● **EXERCISE REQUIREMENTS**:
Read the material below and tally how many lines hold the word "JSON", giving the number and nothing else.

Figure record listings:

◇ ◇ ◇ ◇ ◇ ◇ ◇

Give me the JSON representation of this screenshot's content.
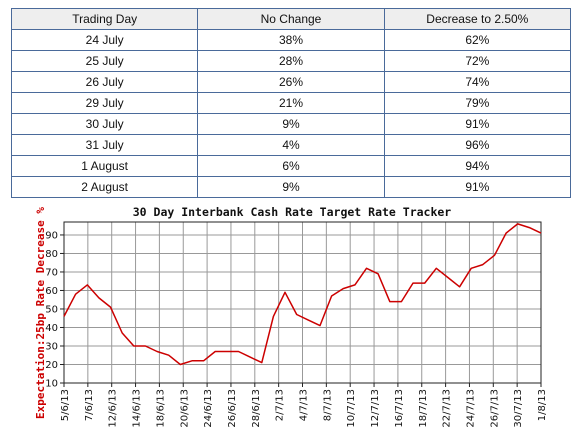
{
  "table": {
    "headers": [
      "Trading Day",
      "No Change",
      "Decrease to 2.50%"
    ],
    "rows": [
      [
        "24 July",
        "38%",
        "62%"
      ],
      [
        "25 July",
        "28%",
        "72%"
      ],
      [
        "26 July",
        "26%",
        "74%"
      ],
      [
        "29 July",
        "21%",
        "79%"
      ],
      [
        "30 July",
        "9%",
        "91%"
      ],
      [
        "31 July",
        "4%",
        "96%"
      ],
      [
        "1 August",
        "6%",
        "94%"
      ],
      [
        "2 August",
        "9%",
        "91%"
      ]
    ]
  },
  "chart_data": {
    "type": "line",
    "title": "30 Day Interbank Cash Rate Target Rate Tracker",
    "xlabel": "",
    "ylabel": "Expectation:25bp Rate Decrease %",
    "ylim": [
      10,
      97
    ],
    "yticks": [
      10,
      20,
      30,
      40,
      50,
      60,
      70,
      80,
      90
    ],
    "grid": true,
    "line_color": "#cc0000",
    "x_tick_labels": [
      "5/6/13",
      "7/6/13",
      "12/6/13",
      "14/6/13",
      "18/6/13",
      "20/6/13",
      "24/6/13",
      "26/6/13",
      "28/6/13",
      "2/7/13",
      "4/7/13",
      "8/7/13",
      "10/7/13",
      "12/7/13",
      "16/7/13",
      "18/7/13",
      "22/7/13",
      "24/7/13",
      "26/7/13",
      "30/7/13",
      "1/8/13"
    ],
    "series": [
      {
        "values": [
          46,
          58,
          63,
          56,
          51,
          37,
          30,
          30,
          27,
          25,
          20,
          22,
          22,
          27,
          27,
          27,
          24,
          21,
          46,
          59,
          47,
          44,
          41,
          57,
          61,
          63,
          72,
          69,
          54,
          54,
          64,
          64,
          72,
          67,
          62,
          72,
          74,
          79,
          91,
          96,
          94,
          91
        ]
      }
    ]
  }
}
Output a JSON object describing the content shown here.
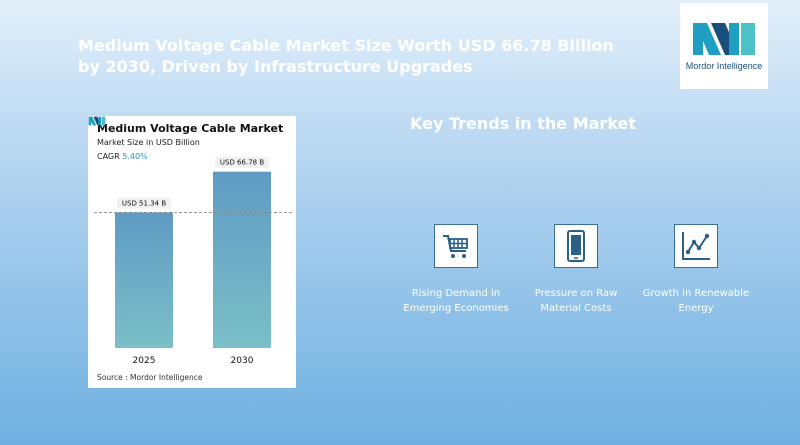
{
  "headline": "Medium Voltage Cable Market Size Worth USD 66.78 Billion by 2030, Driven by Infrastructure Upgrades",
  "logo": {
    "text": "Mordor Intelligence"
  },
  "card": {
    "title": "Medium Voltage Cable Market",
    "subtitle": "Market Size in USD Billion",
    "cagr_label": "CAGR",
    "cagr_value": "5.40%",
    "source": "Source : Mordor Intelligence"
  },
  "chart_data": {
    "type": "bar",
    "title": "Medium Voltage Cable Market",
    "ylabel": "Market Size in USD Billion",
    "categories": [
      "2025",
      "2030"
    ],
    "values": [
      51.34,
      66.78
    ],
    "data_labels": [
      "USD 51.34 B",
      "USD 66.78 B"
    ],
    "ylim": [
      0,
      75
    ],
    "grid": false,
    "bar_gradient": [
      "#5f9bc4",
      "#7bbfc7"
    ]
  },
  "trends": {
    "title": "Key Trends in the Market",
    "items": [
      {
        "label": "Rising Demand in Emerging Economies",
        "icon": "shopping-cart-icon"
      },
      {
        "label": "Pressure on Raw Material Costs",
        "icon": "smartphone-icon"
      },
      {
        "label": "Growth in Renewable Energy",
        "icon": "line-chart-icon"
      }
    ]
  }
}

◇ ◇ ◇ ◇ ◇ ◇ ◇

● **RESULT FOR THIS TASK**:
2